§ WHAT THE TASK ASKS
List each line holding the string "title".

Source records

-- BEGIN --

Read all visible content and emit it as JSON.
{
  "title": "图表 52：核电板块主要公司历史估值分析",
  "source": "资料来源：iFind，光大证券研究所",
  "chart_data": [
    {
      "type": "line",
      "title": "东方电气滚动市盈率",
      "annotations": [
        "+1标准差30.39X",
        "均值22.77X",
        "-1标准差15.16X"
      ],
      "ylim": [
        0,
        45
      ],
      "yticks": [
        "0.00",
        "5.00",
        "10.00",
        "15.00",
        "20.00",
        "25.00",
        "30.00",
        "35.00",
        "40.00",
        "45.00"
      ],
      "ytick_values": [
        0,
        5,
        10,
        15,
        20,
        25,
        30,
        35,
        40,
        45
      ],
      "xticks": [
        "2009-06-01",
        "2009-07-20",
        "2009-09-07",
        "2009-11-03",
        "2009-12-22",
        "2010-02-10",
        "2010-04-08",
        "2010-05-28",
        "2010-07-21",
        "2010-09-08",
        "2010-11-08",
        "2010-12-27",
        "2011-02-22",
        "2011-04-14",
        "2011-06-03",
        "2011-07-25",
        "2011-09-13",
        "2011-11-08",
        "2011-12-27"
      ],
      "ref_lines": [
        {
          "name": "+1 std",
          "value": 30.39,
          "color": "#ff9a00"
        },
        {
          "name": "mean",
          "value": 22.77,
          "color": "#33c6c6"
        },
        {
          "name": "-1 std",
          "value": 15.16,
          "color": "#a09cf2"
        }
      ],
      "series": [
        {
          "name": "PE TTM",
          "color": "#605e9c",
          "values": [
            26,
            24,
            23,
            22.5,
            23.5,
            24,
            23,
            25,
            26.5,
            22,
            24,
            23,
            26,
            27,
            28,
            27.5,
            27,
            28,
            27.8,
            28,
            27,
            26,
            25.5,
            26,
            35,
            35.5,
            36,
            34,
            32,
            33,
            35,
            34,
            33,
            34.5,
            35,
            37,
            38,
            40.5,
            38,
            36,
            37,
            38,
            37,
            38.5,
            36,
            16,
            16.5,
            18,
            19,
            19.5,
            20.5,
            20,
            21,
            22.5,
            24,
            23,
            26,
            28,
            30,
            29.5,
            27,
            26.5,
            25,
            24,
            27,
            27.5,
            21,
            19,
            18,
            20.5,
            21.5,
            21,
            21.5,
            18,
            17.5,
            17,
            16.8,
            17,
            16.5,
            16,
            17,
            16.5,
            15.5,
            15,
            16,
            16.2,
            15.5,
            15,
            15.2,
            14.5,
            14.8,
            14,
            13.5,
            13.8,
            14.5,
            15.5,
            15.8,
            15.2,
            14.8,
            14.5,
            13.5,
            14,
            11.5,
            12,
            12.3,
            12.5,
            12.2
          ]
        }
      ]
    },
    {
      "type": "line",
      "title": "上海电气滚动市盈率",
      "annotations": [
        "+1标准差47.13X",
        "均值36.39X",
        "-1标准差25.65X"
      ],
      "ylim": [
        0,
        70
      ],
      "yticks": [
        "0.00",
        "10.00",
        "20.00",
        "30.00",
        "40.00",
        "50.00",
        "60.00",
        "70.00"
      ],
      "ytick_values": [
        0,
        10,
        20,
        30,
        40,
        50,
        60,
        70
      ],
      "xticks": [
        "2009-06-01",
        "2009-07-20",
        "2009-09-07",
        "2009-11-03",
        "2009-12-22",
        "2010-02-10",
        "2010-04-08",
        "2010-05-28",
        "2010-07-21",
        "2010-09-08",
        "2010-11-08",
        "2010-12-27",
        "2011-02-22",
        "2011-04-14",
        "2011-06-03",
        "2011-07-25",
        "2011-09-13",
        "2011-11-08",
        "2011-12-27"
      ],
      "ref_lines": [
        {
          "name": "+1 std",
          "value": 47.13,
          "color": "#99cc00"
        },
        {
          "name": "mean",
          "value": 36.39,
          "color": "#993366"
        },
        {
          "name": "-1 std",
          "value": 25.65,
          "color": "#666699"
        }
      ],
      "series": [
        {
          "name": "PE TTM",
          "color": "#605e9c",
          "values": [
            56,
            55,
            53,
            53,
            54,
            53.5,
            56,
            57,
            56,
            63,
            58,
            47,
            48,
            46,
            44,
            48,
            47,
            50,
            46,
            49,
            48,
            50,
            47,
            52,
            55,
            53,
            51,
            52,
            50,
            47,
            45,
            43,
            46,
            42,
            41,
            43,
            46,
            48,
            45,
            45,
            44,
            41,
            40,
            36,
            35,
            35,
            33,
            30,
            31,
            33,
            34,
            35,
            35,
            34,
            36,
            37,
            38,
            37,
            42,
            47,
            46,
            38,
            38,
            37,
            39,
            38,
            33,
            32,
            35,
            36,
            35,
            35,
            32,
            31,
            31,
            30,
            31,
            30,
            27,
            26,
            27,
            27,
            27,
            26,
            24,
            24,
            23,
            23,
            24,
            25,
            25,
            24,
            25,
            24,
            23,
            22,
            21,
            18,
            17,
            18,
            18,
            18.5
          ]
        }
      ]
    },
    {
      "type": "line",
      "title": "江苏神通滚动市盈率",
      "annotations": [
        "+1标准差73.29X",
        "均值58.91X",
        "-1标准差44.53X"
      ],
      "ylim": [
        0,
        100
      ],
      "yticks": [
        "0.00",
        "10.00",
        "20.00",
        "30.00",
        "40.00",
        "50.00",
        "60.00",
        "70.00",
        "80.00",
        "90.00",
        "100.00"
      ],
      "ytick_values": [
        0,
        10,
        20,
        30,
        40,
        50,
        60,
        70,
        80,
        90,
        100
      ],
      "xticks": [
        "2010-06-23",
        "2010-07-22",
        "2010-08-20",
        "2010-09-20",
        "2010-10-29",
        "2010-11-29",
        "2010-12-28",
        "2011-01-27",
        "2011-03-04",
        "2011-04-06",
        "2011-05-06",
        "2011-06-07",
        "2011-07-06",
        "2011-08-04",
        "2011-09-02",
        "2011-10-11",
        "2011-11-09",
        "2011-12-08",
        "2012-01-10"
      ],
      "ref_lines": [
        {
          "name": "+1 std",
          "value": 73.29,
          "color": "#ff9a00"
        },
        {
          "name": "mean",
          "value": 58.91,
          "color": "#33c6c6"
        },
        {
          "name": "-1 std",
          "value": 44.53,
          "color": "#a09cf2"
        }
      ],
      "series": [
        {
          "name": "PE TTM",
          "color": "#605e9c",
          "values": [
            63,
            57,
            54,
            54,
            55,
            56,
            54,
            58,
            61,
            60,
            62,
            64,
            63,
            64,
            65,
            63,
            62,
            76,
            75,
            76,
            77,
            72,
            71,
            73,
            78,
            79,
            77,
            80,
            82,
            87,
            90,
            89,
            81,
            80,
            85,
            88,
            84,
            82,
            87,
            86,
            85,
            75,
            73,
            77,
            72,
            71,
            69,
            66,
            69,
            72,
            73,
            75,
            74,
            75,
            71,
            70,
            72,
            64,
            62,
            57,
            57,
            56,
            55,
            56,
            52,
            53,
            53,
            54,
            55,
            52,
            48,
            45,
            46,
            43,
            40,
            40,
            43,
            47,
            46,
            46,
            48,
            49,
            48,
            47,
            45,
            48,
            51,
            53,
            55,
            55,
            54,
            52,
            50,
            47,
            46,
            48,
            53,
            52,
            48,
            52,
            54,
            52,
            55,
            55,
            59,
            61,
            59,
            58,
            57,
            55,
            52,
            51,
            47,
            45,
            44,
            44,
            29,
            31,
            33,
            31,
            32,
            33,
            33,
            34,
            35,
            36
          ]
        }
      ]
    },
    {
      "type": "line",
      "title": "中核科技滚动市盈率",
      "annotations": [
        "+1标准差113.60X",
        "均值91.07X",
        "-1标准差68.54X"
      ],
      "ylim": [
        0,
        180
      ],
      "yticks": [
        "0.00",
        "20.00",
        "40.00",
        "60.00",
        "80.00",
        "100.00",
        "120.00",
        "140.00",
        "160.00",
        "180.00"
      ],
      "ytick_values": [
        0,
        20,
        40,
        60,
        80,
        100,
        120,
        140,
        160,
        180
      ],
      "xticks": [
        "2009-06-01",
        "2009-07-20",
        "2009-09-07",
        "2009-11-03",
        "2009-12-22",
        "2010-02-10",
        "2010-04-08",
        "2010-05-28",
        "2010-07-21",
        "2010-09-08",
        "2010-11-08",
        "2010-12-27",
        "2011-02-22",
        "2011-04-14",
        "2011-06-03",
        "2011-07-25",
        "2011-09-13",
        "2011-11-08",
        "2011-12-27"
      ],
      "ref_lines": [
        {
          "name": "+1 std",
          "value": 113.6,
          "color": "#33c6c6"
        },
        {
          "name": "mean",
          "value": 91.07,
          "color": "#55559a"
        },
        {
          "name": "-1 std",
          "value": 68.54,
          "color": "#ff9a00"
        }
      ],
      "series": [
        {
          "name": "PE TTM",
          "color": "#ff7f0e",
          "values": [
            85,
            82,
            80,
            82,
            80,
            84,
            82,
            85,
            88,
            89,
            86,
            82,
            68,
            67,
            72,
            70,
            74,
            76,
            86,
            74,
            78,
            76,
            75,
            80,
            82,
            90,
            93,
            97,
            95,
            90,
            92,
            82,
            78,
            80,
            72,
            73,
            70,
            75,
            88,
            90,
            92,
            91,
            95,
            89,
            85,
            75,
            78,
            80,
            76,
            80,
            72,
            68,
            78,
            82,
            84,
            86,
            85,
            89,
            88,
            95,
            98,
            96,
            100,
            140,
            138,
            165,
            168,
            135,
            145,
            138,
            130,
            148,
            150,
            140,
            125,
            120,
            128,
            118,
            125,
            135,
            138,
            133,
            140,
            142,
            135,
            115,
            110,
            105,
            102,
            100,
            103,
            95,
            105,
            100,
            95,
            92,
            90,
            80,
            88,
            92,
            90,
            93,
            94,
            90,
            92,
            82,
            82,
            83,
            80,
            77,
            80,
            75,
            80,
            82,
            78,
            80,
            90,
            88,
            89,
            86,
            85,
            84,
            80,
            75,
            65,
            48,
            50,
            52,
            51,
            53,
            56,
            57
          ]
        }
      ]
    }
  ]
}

-- END --

§ SOLUTION FOR THIS TASK
  "title": "图表 52：核电板块主要公司历史估值分析",
      "title": "东方电气滚动市盈率",
      "title": "上海电气滚动市盈率",
      "title": "江苏神通滚动市盈率",
      "title": "中核科技滚动市盈率",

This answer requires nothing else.